To be done ▸
Report how many lines contain "name"; state the number and nothing else.

[Some records]
§ §

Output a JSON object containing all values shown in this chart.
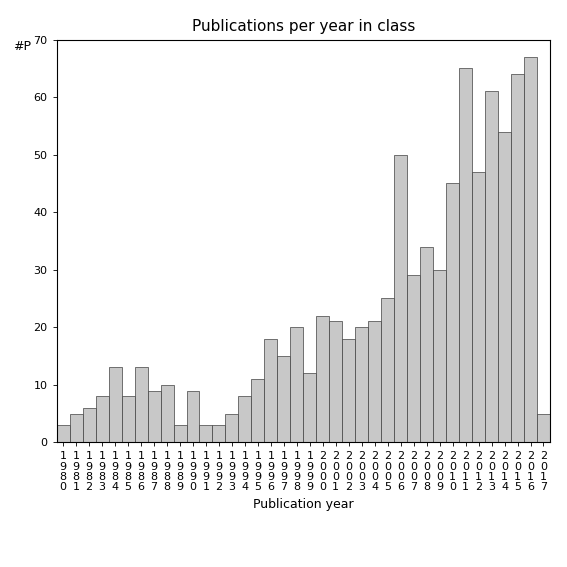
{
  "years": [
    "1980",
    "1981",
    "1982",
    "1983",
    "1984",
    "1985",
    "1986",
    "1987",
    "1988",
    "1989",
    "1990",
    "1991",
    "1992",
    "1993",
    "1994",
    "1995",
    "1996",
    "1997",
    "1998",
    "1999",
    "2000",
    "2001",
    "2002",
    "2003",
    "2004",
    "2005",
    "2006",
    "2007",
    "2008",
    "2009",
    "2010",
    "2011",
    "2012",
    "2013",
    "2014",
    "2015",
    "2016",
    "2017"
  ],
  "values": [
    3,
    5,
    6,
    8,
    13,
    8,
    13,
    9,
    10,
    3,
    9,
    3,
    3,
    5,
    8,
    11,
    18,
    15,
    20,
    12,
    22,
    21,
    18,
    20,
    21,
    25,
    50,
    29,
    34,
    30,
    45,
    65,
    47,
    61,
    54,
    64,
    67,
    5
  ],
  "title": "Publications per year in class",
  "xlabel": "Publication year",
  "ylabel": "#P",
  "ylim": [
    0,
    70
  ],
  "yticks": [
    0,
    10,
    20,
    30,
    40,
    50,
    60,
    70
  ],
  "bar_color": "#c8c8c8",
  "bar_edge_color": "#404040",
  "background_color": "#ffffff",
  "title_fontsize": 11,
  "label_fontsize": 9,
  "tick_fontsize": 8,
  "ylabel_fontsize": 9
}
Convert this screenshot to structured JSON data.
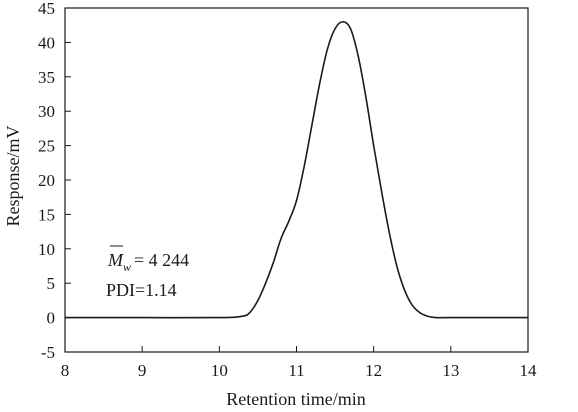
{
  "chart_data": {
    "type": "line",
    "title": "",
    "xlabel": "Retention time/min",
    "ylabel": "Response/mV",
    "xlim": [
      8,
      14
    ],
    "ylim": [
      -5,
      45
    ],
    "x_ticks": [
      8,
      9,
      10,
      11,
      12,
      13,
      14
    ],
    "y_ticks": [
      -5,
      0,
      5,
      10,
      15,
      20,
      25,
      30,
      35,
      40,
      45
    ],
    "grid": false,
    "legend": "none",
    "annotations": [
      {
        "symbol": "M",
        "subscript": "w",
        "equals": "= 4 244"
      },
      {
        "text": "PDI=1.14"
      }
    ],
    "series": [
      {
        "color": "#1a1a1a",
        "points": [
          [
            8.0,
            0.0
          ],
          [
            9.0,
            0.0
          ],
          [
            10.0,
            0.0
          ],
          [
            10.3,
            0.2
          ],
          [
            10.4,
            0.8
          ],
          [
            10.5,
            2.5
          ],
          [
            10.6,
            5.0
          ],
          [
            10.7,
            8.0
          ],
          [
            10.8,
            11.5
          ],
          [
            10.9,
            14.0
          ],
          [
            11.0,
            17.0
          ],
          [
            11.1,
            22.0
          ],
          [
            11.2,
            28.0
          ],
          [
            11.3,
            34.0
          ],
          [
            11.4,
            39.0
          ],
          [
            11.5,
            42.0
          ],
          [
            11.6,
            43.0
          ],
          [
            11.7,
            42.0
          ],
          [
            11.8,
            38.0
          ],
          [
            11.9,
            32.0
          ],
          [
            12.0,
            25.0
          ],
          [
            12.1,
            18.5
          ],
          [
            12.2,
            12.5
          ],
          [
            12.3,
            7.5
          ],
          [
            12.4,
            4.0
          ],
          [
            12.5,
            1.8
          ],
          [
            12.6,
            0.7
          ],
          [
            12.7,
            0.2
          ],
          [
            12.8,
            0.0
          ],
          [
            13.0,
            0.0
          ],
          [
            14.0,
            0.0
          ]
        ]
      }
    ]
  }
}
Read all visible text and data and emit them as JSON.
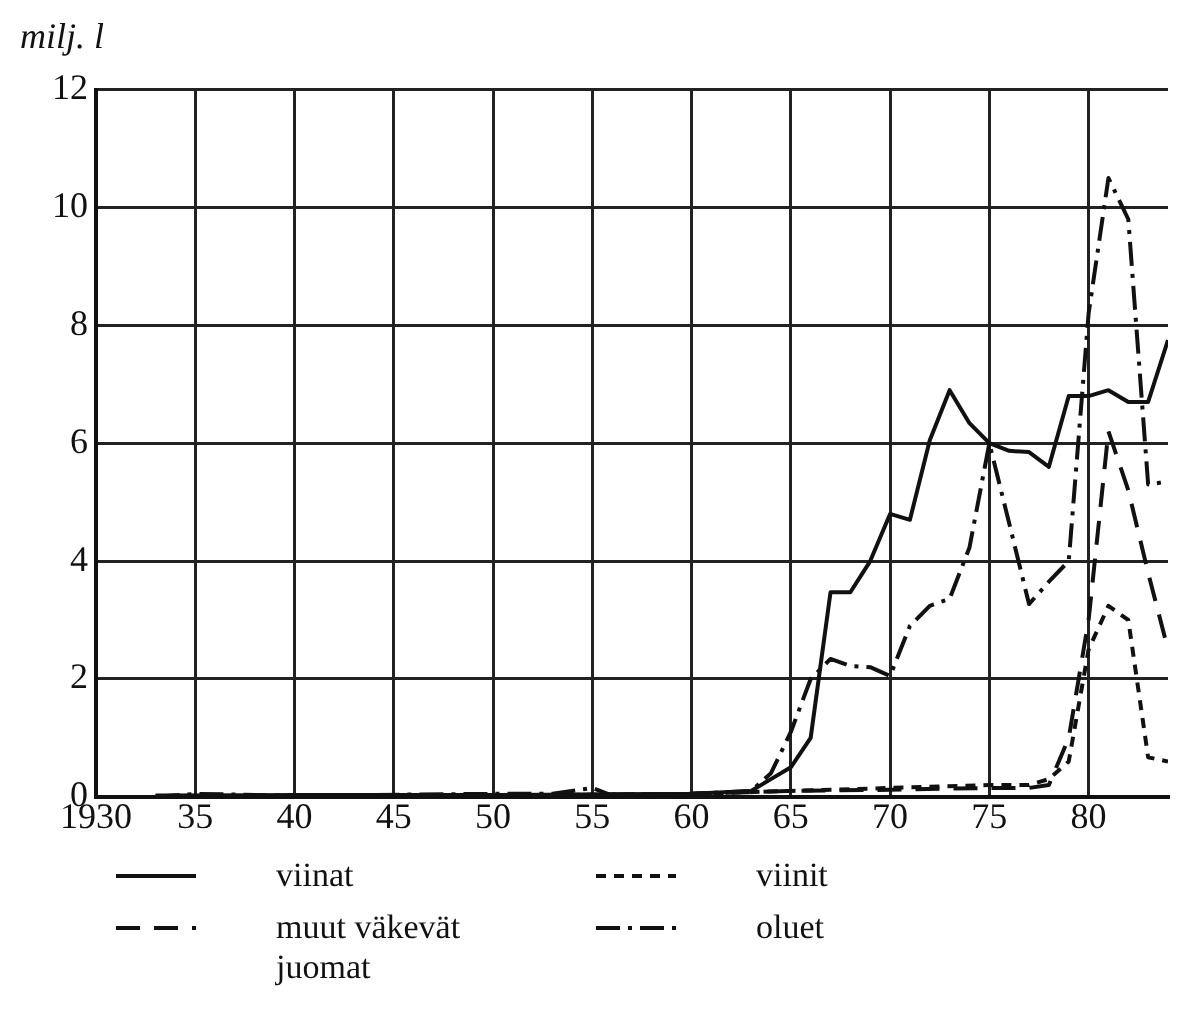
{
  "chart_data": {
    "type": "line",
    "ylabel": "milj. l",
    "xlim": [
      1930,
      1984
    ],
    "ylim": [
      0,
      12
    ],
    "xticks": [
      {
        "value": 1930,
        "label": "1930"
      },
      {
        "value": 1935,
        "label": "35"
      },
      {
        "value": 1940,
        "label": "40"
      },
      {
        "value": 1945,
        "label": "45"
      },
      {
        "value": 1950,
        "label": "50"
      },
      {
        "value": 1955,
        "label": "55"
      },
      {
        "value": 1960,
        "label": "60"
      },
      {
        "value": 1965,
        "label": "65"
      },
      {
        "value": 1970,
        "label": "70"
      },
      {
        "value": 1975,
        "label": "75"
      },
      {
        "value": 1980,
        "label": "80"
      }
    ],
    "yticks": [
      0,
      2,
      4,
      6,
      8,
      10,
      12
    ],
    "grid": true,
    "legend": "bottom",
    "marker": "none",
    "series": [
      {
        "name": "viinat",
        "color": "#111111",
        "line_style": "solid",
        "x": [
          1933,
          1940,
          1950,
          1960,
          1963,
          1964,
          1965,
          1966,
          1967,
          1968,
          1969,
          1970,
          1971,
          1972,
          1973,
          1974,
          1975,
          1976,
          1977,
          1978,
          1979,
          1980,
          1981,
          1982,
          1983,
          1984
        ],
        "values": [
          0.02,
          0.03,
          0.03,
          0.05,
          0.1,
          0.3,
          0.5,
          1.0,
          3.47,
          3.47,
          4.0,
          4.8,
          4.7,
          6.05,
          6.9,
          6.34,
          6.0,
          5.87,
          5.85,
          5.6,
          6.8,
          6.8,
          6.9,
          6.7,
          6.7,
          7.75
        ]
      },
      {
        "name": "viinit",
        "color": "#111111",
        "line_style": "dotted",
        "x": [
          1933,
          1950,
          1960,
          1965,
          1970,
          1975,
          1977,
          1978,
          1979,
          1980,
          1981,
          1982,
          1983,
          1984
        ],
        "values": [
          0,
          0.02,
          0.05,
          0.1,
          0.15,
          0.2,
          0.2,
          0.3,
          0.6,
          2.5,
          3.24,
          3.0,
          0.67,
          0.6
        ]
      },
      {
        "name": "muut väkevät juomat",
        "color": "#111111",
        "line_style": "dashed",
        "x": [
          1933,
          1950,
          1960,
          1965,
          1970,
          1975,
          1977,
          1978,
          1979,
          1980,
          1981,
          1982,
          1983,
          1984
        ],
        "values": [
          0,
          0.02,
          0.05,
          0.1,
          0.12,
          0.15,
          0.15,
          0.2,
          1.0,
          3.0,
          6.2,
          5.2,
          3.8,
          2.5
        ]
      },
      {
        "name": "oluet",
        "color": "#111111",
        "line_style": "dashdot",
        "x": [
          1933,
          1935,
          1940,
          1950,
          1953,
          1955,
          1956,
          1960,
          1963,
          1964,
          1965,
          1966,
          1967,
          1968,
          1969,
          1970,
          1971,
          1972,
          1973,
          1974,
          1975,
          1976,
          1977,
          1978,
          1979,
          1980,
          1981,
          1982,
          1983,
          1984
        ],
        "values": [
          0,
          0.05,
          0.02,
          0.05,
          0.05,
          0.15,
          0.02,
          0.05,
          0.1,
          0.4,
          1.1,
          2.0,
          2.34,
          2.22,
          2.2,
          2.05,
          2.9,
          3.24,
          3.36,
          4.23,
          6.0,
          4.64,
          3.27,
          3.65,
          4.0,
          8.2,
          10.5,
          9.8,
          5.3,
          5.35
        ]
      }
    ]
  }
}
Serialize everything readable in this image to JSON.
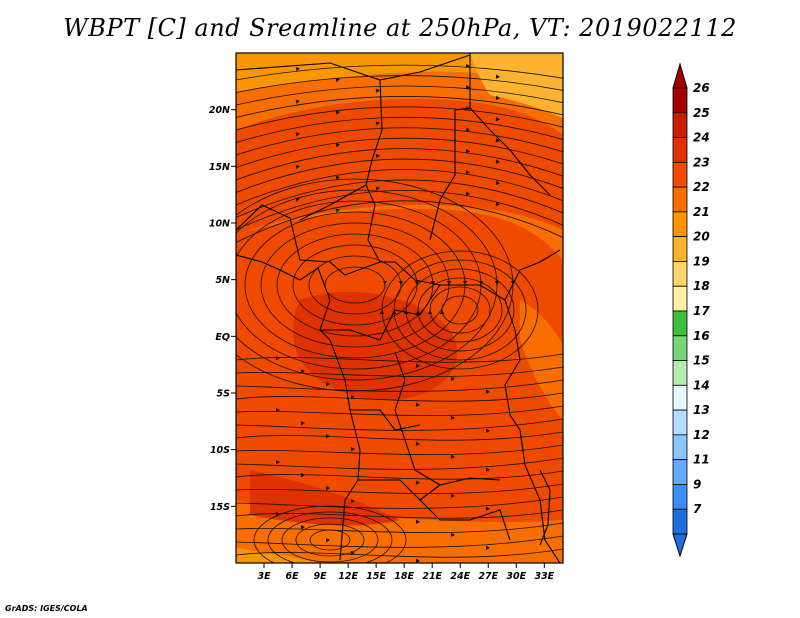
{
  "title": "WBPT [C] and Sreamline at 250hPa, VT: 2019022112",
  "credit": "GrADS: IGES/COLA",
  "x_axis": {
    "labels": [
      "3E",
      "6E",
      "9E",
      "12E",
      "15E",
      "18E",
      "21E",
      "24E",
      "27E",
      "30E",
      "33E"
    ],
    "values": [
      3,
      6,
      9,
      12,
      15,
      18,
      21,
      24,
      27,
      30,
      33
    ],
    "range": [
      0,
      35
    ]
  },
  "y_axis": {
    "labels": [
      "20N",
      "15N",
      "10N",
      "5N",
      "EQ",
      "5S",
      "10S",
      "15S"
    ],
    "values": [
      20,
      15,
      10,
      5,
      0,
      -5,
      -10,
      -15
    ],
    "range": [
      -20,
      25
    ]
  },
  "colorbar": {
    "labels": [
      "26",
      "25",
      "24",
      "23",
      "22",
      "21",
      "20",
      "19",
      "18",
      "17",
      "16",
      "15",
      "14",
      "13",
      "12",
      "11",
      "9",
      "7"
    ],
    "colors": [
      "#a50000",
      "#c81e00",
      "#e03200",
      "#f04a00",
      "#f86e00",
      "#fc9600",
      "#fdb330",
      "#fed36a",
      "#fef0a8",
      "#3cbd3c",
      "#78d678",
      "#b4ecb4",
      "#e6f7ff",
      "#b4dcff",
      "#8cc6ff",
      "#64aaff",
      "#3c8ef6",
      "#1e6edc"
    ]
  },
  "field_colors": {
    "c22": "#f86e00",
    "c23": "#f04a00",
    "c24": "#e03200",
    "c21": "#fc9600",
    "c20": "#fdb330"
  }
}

§ §

Result ▸
4